→ **WHAT YOU WILL DO**
Set down the whole listing verbatim.

--*--

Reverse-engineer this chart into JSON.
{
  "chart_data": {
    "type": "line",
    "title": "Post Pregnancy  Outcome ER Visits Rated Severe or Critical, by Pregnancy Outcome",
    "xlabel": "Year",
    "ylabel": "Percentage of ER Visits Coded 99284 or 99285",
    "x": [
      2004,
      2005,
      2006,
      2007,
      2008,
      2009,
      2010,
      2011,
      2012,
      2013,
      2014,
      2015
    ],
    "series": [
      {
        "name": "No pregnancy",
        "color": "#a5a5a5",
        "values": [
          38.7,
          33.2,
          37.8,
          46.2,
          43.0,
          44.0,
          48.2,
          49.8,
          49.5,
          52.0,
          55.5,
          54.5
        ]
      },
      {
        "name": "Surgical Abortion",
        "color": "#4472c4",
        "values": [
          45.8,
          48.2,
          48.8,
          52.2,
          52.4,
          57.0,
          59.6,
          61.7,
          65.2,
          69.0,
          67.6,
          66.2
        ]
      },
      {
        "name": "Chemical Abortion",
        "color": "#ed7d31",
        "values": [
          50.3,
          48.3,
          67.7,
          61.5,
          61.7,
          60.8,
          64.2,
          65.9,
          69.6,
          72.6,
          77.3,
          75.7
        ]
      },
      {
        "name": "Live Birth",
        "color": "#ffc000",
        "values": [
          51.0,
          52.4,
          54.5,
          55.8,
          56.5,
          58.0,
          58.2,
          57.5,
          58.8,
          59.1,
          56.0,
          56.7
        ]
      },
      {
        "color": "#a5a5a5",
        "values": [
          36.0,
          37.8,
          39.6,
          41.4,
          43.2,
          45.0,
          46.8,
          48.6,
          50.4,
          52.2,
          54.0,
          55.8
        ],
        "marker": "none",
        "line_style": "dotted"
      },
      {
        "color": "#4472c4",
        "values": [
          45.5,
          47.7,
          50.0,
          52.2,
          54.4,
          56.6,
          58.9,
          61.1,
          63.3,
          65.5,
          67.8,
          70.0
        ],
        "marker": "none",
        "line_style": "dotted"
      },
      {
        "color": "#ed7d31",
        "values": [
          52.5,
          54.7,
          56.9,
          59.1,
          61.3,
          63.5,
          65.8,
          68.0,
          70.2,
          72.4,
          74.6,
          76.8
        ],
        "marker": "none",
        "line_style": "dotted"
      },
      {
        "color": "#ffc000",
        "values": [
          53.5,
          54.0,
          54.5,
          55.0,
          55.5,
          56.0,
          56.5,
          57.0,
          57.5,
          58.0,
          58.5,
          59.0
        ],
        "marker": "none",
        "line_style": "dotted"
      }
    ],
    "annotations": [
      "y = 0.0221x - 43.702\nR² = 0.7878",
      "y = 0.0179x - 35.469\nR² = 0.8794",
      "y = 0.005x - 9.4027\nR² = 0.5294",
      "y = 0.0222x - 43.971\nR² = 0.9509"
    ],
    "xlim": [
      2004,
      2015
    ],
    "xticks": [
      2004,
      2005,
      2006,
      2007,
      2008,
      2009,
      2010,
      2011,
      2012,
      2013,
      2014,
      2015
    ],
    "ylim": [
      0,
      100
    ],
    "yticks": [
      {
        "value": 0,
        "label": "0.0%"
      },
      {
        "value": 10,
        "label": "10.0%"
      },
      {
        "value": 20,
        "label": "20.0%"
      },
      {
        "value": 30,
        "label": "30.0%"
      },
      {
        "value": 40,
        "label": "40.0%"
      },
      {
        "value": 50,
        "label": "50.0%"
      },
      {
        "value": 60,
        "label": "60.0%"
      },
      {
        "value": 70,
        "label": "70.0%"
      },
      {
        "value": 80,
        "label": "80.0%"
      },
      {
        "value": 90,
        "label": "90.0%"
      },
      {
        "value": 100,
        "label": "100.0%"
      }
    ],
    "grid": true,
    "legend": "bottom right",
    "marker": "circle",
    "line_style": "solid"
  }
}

--*--

→ **PROBLEM SOLUTION**
Reverse-engineer this chart into JSON.
{
  "chart_data": {
    "type": "line",
    "title": "Post Pregnancy  Outcome ER Visits Rated Severe or Critical, by Pregnancy Outcome",
    "xlabel": "Year",
    "ylabel": "Percentage of ER Visits Coded 99284 or 99285",
    "x": [
      2004,
      2005,
      2006,
      2007,
      2008,
      2009,
      2010,
      2011,
      2012,
      2013,
      2014,
      2015
    ],
    "series": [
      {
        "name": "No pregnancy",
        "color": "#a5a5a5",
        "values": [
          38.7,
          33.2,
          37.8,
          46.2,
          43.0,
          44.0,
          48.2,
          49.8,
          49.5,
          52.0,
          55.5,
          54.5
        ]
      },
      {
        "name": "Surgical Abortion",
        "color": "#4472c4",
        "values": [
          45.8,
          48.2,
          48.8,
          52.2,
          52.4,
          57.0,
          59.6,
          61.7,
          65.2,
          69.0,
          67.6,
          66.2
        ]
      },
      {
        "name": "Chemical Abortion",
        "color": "#ed7d31",
        "values": [
          50.3,
          48.3,
          67.7,
          61.5,
          61.7,
          60.8,
          64.2,
          65.9,
          69.6,
          72.6,
          77.3,
          75.7
        ]
      },
      {
        "name": "Live Birth",
        "color": "#ffc000",
        "values": [
          51.0,
          52.4,
          54.5,
          55.8,
          56.5,
          58.0,
          58.2,
          57.5,
          58.8,
          59.1,
          56.0,
          56.7
        ]
      },
      {
        "color": "#a5a5a5",
        "values": [
          36.0,
          37.8,
          39.6,
          41.4,
          43.2,
          45.0,
          46.8,
          48.6,
          50.4,
          52.2,
          54.0,
          55.8
        ],
        "marker": "none",
        "line_style": "dotted"
      },
      {
        "color": "#4472c4",
        "values": [
          45.5,
          47.7,
          50.0,
          52.2,
          54.4,
          56.6,
          58.9,
          61.1,
          63.3,
          65.5,
          67.8,
          70.0
        ],
        "marker": "none",
        "line_style": "dotted"
      },
      {
        "color": "#ed7d31",
        "values": [
          52.5,
          54.7,
          56.9,
          59.1,
          61.3,
          63.5,
          65.8,
          68.0,
          70.2,
          72.4,
          74.6,
          76.8
        ],
        "marker": "none",
        "line_style": "dotted"
      },
      {
        "color": "#ffc000",
        "values": [
          53.5,
          54.0,
          54.5,
          55.0,
          55.5,
          56.0,
          56.5,
          57.0,
          57.5,
          58.0,
          58.5,
          59.0
        ],
        "marker": "none",
        "line_style": "dotted"
      }
    ],
    "annotations": [
      "y = 0.0221x - 43.702\nR² = 0.7878",
      "y = 0.0179x - 35.469\nR² = 0.8794",
      "y = 0.005x - 9.4027\nR² = 0.5294",
      "y = 0.0222x - 43.971\nR² = 0.9509"
    ],
    "xlim": [
      2004,
      2015
    ],
    "xticks": [
      2004,
      2005,
      2006,
      2007,
      2008,
      2009,
      2010,
      2011,
      2012,
      2013,
      2014,
      2015
    ],
    "ylim": [
      0,
      100
    ],
    "yticks": [
      {
        "value": 0,
        "label": "0.0%"
      },
      {
        "value": 10,
        "label": "10.0%"
      },
      {
        "value": 20,
        "label": "20.0%"
      },
      {
        "value": 30,
        "label": "30.0%"
      },
      {
        "value": 40,
        "label": "40.0%"
      },
      {
        "value": 50,
        "label": "50.0%"
      },
      {
        "value": 60,
        "label": "60.0%"
      },
      {
        "value": 70,
        "label": "70.0%"
      },
      {
        "value": 80,
        "label": "80.0%"
      },
      {
        "value": 90,
        "label": "90.0%"
      },
      {
        "value": 100,
        "label": "100.0%"
      }
    ],
    "grid": true,
    "legend": "bottom right",
    "marker": "circle",
    "line_style": "solid"
  }
}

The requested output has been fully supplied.